▶ Records:

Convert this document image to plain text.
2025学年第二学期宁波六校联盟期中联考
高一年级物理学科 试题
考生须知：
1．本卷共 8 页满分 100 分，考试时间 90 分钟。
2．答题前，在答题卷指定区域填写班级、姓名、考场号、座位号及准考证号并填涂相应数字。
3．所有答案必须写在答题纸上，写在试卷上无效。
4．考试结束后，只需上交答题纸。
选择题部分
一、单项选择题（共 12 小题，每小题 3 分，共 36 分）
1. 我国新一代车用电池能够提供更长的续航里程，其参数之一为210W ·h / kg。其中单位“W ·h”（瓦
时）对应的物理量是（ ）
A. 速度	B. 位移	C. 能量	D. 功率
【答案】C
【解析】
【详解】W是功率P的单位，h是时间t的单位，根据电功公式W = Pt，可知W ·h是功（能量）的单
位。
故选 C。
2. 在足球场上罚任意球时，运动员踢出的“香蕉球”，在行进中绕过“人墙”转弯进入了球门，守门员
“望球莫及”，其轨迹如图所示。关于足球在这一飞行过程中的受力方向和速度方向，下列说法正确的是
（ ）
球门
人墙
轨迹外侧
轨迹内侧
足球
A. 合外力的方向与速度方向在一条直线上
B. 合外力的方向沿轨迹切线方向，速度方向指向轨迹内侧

▶ Exercise prompt:
Copy every line verbatim.

▶ Answer to this problem:
Convert this document image to plain text.
2025学年第二学期宁波六校联盟期中联考
高一年级物理学科 试题
考生须知：
1．本卷共 8 页满分 100 分，考试时间 90 分钟。
2．答题前，在答题卷指定区域填写班级、姓名、考场号、座位号及准考证号并填涂相应数字。
3．所有答案必须写在答题纸上，写在试卷上无效。
4．考试结束后，只需上交答题纸。
选择题部分
一、单项选择题（共 12 小题，每小题 3 分，共 36 分）
1. 我国新一代车用电池能够提供更长的续航里程，其参数之一为210W ·h / kg。其中单位“W ·h”（瓦
时）对应的物理量是（ ）
A. 速度	B. 位移	C. 能量	D. 功率
【答案】C
【解析】
【详解】W是功率P的单位，h是时间t的单位，根据电功公式W = Pt，可知W ·h是功（能量）的单
位。
故选 C。
2. 在足球场上罚任意球时，运动员踢出的“香蕉球”，在行进中绕过“人墙”转弯进入了球门，守门员
“望球莫及”，其轨迹如图所示。关于足球在这一飞行过程中的受力方向和速度方向，下列说法正确的是
（ ）
球门
人墙
轨迹外侧
轨迹内侧
足球
A. 合外力的方向与速度方向在一条直线上
B. 合外力的方向沿轨迹切线方向，速度方向指向轨迹内侧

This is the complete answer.